Copy each line with the word "structured" in it.

### ENTRIES PROVIDED
◆ ◆ ◆ ◆
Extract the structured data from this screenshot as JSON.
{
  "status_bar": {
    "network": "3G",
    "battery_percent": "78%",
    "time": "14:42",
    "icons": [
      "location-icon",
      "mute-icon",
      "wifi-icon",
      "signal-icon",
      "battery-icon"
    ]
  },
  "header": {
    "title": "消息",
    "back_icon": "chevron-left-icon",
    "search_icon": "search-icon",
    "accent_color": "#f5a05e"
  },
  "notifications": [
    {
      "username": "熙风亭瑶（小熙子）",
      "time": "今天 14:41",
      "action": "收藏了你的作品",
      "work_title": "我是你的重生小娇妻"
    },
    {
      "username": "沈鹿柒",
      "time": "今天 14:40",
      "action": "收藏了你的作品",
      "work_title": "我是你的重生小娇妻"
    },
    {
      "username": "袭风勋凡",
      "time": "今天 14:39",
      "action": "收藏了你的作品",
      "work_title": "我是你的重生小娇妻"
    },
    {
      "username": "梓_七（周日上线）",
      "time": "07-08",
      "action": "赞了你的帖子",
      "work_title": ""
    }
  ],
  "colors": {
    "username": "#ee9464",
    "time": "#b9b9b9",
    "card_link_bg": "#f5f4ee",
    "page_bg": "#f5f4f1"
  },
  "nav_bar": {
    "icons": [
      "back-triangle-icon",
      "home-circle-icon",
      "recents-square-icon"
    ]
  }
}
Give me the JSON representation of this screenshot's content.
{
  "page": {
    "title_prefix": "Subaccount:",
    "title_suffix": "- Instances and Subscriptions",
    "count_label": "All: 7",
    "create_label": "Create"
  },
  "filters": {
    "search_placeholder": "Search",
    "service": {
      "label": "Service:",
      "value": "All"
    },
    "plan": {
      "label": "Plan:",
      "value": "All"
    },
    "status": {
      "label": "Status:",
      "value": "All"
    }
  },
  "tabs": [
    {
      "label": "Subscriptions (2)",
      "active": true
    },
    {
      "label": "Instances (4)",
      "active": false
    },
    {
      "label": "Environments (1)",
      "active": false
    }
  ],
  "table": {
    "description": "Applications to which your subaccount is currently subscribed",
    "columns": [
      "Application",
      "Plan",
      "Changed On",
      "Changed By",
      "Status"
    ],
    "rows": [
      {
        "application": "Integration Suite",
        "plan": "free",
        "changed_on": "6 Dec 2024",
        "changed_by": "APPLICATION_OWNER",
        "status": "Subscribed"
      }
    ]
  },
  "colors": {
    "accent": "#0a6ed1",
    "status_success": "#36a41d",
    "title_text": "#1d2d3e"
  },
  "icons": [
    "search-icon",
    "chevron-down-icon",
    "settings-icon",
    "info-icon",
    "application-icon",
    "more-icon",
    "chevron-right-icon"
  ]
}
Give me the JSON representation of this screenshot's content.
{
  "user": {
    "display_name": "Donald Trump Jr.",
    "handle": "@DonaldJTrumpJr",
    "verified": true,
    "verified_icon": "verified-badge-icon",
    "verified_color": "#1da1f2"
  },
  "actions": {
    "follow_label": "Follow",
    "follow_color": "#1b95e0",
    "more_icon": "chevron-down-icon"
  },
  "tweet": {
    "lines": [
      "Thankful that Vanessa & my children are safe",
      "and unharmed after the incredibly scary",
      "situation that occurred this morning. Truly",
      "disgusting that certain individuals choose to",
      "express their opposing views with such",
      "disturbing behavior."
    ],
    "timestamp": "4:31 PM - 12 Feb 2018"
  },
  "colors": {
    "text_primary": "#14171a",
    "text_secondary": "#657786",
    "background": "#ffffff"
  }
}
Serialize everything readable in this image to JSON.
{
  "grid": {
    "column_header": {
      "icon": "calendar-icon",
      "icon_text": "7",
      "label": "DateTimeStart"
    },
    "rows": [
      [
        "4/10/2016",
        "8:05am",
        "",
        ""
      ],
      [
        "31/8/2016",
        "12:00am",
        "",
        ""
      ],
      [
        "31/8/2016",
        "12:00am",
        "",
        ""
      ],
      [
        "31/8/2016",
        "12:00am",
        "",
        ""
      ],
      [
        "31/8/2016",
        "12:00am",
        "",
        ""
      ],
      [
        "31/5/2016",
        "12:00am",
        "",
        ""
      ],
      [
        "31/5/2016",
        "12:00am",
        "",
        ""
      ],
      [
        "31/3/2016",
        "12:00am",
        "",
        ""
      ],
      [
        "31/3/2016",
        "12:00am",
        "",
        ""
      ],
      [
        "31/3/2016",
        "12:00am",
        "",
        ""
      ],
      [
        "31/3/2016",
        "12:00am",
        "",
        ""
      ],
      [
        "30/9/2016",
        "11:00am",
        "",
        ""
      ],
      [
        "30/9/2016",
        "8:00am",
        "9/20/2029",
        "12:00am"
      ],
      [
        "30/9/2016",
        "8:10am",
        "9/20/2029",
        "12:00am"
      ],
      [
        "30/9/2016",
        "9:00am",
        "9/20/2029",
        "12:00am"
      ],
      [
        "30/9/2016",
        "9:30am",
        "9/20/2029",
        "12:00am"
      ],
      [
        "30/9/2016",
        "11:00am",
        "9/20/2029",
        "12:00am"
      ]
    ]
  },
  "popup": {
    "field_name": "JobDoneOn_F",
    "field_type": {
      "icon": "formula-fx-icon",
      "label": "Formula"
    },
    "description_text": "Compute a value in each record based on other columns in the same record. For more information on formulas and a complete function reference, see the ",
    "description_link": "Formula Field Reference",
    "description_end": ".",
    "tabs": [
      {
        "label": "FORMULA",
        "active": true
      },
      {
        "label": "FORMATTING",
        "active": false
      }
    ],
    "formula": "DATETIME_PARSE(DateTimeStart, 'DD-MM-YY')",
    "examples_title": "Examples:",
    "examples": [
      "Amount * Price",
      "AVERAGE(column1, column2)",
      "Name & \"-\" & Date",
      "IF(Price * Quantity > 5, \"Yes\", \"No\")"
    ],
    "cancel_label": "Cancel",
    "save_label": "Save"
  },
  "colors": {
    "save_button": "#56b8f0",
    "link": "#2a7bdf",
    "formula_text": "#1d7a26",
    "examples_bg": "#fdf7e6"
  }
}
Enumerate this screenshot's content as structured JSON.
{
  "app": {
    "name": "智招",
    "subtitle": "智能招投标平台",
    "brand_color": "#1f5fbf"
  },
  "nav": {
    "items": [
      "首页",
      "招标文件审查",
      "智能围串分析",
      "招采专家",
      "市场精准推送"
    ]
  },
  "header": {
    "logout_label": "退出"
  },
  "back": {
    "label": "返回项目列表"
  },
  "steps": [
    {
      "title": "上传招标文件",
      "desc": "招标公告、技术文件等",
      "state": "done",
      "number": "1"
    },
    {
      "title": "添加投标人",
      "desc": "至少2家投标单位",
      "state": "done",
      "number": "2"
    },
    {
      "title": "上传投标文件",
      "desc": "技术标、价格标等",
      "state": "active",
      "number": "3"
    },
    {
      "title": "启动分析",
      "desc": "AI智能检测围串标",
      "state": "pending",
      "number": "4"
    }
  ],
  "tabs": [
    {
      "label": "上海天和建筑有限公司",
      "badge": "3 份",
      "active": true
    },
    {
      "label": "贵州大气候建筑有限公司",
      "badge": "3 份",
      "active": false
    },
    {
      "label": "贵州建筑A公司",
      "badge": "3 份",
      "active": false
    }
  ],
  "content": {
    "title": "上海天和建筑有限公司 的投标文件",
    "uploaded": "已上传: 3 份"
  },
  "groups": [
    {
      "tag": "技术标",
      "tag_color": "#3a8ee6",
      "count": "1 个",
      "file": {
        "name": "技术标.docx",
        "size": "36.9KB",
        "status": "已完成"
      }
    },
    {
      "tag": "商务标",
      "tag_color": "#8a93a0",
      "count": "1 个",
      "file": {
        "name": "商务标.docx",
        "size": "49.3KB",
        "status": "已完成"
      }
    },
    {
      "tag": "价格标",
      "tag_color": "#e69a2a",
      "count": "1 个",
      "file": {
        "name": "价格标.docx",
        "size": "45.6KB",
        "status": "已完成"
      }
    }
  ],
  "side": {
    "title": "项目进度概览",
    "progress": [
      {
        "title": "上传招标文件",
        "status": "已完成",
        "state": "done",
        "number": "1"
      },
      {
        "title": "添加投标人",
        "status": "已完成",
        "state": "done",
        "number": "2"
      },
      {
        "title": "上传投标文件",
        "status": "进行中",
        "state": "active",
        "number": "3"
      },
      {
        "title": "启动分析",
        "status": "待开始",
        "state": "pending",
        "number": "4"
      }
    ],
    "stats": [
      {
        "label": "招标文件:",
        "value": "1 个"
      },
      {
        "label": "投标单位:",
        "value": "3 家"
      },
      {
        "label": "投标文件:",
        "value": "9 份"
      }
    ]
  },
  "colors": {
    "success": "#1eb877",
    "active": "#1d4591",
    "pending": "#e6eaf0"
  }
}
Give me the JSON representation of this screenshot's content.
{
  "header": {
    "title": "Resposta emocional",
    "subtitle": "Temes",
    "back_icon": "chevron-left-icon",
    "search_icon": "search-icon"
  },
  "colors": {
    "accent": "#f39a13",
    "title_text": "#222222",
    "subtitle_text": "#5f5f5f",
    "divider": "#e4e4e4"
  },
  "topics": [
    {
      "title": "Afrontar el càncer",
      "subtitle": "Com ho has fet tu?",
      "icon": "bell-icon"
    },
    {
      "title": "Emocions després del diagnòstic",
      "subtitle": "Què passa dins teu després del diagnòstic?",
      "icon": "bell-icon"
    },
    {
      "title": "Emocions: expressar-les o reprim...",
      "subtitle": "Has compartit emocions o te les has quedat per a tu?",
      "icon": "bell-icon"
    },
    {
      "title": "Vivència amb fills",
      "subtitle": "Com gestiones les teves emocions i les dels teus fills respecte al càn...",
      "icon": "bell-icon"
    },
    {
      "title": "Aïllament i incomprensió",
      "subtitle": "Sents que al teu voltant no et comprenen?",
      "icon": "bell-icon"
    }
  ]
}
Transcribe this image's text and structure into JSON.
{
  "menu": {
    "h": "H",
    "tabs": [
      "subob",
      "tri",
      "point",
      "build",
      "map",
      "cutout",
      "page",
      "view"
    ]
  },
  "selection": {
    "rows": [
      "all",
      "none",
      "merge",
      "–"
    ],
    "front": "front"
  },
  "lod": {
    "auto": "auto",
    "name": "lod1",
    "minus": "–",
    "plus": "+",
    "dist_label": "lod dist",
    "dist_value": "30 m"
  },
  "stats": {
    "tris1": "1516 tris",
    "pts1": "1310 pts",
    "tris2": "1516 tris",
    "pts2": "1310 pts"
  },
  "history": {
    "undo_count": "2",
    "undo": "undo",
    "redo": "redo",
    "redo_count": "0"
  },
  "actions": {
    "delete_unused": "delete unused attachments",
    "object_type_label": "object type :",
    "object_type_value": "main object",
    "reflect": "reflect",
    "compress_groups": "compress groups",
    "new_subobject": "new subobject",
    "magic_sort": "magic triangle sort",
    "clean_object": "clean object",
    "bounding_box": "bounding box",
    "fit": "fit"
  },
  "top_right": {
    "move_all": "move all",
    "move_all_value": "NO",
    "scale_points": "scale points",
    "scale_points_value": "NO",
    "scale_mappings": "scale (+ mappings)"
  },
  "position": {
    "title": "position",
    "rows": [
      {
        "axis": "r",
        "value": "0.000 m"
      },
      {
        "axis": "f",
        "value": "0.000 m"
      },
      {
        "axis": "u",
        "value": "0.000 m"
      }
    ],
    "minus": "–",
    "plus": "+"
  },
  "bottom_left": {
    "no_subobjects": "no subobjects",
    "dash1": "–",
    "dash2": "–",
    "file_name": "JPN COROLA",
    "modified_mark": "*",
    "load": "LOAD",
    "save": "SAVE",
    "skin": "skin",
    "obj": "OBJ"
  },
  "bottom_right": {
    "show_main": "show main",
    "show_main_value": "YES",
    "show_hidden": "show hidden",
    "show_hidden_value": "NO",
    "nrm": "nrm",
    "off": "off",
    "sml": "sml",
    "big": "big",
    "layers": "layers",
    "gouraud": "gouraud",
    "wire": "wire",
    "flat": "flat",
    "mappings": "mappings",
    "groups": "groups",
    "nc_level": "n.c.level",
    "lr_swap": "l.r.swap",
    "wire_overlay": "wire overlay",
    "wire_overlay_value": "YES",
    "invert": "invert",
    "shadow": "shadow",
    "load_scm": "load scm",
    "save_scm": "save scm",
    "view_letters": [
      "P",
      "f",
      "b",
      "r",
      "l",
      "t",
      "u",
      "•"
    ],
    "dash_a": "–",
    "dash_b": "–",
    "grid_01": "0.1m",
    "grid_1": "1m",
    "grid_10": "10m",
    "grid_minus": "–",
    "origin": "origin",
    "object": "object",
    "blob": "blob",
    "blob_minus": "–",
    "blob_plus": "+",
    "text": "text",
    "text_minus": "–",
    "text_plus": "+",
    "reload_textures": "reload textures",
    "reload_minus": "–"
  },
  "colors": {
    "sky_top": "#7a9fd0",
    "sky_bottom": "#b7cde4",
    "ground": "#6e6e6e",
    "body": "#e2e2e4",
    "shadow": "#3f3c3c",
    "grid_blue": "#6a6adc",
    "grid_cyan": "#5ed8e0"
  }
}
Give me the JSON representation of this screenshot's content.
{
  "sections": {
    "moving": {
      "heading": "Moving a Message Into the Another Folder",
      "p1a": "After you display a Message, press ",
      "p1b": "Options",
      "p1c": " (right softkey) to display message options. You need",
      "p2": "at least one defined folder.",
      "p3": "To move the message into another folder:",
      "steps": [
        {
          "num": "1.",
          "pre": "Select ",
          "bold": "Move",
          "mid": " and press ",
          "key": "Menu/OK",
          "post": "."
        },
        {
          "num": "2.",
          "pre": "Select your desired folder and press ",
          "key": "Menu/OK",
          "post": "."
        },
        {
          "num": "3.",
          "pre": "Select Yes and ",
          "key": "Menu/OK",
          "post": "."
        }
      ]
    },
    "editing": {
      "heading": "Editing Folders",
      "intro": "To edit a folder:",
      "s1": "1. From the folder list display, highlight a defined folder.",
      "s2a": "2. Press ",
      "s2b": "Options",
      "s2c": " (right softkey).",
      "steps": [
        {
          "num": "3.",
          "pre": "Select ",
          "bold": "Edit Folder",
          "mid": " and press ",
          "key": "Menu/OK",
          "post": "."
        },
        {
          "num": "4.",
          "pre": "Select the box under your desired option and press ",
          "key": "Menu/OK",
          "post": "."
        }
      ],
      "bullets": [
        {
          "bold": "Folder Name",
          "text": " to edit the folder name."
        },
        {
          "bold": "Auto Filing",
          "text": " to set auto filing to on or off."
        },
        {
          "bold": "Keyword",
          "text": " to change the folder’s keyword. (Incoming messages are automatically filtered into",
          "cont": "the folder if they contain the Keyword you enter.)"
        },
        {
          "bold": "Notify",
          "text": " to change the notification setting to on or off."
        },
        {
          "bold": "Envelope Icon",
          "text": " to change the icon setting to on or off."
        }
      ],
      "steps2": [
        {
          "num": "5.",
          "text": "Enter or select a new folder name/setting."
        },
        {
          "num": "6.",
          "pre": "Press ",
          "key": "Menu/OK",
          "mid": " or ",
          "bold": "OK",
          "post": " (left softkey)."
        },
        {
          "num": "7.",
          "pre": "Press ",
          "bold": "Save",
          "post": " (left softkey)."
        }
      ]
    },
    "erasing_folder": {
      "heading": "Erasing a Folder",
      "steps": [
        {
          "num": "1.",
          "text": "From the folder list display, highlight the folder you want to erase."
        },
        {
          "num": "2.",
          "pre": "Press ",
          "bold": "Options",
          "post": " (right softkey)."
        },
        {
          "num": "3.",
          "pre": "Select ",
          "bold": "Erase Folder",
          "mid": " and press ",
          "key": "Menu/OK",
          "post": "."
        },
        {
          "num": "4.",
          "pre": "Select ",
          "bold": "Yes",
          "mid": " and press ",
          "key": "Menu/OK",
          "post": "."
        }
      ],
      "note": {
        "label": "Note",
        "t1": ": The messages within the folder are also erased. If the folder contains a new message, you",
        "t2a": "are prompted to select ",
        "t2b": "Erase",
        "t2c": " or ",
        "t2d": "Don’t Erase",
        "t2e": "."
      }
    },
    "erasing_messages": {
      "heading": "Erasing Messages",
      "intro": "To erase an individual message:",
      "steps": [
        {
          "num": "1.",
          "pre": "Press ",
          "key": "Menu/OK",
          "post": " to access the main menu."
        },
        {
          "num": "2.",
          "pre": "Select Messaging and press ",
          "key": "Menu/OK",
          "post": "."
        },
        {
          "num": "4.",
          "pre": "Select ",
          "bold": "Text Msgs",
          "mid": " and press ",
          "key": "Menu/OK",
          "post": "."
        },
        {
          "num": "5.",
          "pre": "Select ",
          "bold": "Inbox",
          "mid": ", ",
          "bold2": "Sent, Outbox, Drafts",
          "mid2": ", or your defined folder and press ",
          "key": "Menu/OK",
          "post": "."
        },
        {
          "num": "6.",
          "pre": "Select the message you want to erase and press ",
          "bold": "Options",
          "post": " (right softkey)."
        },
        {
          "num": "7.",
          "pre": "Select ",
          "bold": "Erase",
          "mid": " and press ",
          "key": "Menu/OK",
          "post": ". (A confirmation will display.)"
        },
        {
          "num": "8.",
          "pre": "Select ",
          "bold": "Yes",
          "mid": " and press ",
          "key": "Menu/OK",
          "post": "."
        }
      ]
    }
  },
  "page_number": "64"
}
◆ ◆ ◆ ◆
### SOLUTION TO THIS EXERCISE
Extract the structured data from this screenshot as JSON.
Enumerate this screenshot's content as structured JSON.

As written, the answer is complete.